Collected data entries
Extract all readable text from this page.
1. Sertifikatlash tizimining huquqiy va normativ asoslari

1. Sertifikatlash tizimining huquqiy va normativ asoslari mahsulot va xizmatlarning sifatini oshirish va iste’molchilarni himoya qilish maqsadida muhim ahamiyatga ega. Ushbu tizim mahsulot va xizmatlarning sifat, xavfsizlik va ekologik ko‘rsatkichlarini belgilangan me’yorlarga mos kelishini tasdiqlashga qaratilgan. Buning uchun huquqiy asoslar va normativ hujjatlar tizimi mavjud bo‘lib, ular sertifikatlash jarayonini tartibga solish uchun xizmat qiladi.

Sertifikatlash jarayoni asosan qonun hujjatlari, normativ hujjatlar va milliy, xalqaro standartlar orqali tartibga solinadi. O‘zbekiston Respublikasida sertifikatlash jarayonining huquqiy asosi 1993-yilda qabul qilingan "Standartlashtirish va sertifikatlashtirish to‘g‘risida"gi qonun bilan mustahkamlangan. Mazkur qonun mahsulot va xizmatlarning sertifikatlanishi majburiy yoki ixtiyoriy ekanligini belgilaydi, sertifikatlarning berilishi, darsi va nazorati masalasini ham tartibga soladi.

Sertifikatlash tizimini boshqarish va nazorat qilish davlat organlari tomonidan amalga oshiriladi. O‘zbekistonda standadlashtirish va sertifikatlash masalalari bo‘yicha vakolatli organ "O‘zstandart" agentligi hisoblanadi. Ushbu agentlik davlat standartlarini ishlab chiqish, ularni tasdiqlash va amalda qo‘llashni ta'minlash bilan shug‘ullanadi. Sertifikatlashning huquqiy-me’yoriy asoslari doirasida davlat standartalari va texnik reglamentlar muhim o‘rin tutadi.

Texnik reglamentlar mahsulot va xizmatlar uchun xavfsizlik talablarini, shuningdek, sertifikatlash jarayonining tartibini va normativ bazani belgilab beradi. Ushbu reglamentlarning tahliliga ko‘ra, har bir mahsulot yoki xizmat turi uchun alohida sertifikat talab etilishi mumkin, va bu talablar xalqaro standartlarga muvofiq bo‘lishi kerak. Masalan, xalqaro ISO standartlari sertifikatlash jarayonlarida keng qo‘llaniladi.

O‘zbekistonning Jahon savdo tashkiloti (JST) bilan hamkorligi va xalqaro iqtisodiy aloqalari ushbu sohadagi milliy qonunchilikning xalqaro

## SHORT TASK
Give the number of lines in the entries that include the string "tizimining", and nothing more.

## OUTPUT FOR THIS EXERCISE
2